● DIRECTIONS FOR THIS TASK:
From the entries below, gather every line containing the string "receitas".

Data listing
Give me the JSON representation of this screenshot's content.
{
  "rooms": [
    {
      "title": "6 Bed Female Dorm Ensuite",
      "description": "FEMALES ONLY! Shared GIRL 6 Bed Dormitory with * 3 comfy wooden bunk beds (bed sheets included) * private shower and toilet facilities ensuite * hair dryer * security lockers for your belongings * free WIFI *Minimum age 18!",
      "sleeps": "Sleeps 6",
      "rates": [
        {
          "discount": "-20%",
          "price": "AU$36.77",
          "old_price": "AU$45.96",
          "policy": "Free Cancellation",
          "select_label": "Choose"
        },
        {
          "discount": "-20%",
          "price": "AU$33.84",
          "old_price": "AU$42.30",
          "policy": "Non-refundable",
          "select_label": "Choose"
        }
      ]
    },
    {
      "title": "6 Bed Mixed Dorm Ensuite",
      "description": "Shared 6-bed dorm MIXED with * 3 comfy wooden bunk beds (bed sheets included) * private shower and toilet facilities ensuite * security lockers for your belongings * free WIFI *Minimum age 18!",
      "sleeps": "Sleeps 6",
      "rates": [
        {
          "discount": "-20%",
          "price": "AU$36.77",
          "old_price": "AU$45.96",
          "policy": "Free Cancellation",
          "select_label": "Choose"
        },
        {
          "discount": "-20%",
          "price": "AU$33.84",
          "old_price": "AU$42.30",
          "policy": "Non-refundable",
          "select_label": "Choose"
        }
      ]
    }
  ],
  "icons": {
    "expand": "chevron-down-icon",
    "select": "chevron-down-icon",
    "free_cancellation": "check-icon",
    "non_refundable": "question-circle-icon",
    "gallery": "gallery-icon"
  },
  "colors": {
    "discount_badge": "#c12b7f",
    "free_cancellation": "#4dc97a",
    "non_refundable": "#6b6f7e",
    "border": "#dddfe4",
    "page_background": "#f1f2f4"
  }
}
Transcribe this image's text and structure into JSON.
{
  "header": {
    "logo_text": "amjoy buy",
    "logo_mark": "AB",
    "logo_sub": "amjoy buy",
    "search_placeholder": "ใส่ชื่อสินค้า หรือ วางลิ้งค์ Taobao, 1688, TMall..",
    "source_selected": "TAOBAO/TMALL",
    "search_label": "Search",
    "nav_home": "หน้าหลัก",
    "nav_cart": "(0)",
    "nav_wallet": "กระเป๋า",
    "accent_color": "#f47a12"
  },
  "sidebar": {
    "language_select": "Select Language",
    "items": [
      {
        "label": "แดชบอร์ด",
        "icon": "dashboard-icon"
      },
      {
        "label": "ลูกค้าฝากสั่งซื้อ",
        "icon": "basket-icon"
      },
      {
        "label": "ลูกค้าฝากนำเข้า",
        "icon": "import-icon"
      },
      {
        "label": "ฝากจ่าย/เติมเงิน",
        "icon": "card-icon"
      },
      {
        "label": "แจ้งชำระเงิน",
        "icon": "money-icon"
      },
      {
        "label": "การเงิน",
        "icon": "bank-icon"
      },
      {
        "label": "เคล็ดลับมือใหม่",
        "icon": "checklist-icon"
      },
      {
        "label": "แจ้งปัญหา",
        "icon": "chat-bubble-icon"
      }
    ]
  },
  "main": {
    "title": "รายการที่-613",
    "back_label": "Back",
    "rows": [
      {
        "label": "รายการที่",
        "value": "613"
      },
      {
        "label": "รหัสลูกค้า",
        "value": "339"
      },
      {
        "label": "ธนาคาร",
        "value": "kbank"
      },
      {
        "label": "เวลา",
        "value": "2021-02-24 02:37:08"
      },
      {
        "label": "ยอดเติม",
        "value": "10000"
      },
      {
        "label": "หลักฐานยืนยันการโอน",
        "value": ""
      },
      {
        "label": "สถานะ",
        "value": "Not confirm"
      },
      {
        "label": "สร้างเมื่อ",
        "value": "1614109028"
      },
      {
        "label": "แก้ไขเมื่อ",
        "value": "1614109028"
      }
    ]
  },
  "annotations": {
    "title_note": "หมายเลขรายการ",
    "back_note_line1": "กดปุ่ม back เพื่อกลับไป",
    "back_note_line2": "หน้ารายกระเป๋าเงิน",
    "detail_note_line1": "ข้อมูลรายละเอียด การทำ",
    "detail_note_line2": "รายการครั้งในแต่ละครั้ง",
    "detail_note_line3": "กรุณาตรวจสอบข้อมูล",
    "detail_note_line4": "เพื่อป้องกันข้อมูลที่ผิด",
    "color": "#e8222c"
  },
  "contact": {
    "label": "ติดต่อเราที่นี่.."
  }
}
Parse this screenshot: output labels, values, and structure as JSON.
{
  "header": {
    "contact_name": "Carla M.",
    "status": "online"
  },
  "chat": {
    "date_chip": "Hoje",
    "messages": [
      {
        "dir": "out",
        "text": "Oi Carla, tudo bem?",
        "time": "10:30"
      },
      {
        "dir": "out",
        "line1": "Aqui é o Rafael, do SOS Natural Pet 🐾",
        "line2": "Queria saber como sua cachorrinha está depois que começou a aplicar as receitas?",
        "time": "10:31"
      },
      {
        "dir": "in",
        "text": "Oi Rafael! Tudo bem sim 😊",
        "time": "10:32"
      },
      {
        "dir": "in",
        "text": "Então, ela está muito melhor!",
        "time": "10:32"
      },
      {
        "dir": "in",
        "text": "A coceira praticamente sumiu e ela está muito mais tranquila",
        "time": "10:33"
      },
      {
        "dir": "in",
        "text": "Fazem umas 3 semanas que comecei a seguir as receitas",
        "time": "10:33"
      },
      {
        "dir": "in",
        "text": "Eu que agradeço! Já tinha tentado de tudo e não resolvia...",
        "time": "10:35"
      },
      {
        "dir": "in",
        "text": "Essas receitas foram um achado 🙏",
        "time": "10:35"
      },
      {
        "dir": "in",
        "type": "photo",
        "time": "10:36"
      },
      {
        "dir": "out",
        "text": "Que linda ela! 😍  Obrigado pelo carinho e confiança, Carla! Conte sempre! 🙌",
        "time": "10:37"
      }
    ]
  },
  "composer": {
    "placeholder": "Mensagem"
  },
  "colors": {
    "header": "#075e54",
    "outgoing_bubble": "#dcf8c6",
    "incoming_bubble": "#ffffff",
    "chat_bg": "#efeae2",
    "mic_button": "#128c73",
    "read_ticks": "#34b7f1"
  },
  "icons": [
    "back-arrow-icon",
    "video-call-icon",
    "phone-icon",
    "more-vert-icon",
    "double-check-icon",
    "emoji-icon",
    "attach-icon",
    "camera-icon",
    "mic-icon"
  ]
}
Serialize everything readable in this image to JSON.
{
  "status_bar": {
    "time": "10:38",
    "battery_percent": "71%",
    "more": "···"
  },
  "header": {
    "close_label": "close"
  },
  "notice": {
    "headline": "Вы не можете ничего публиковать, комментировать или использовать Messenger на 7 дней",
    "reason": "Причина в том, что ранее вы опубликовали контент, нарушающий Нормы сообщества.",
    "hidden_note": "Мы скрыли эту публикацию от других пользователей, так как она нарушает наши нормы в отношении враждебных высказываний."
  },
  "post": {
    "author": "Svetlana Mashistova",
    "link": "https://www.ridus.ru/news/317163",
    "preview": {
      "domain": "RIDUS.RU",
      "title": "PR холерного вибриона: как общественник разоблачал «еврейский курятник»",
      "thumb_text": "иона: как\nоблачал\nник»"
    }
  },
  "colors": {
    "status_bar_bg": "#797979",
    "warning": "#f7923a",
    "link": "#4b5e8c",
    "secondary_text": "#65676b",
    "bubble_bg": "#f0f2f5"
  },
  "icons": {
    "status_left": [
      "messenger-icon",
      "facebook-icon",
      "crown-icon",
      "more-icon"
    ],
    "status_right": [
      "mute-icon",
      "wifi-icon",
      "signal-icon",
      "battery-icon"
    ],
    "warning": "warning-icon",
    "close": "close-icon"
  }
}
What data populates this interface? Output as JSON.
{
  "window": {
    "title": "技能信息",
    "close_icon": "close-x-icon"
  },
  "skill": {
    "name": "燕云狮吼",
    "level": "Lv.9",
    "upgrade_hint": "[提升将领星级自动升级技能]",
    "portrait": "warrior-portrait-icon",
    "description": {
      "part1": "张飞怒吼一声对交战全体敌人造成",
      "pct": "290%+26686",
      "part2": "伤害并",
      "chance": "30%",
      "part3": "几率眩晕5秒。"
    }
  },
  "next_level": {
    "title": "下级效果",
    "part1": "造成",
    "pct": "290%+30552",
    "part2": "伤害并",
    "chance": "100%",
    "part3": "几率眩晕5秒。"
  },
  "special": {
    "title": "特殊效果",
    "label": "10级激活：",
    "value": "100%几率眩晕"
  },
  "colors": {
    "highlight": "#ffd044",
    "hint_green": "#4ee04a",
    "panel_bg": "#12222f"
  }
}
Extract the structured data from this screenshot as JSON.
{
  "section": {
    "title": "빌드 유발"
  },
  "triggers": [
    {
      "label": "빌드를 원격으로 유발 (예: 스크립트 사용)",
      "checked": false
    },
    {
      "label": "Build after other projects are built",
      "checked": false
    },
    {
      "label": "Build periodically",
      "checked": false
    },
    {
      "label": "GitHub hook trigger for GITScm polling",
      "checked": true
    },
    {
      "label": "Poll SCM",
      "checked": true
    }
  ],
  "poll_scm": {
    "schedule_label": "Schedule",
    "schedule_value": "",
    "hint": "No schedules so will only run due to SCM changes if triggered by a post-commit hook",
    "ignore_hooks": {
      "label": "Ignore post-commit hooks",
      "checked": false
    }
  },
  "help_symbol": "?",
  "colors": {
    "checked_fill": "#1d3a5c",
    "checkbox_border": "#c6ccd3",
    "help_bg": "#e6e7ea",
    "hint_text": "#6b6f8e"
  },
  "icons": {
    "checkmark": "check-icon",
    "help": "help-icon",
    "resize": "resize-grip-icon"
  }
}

● CORRECT ANSWER:
        "line2": "Queria saber como sua cachorrinha está depois que começou a aplicar as receitas?",
        "text": "Fazem umas 3 semanas que comecei a seguir as receitas",
        "text": "Essas receitas foram um achado 🙏",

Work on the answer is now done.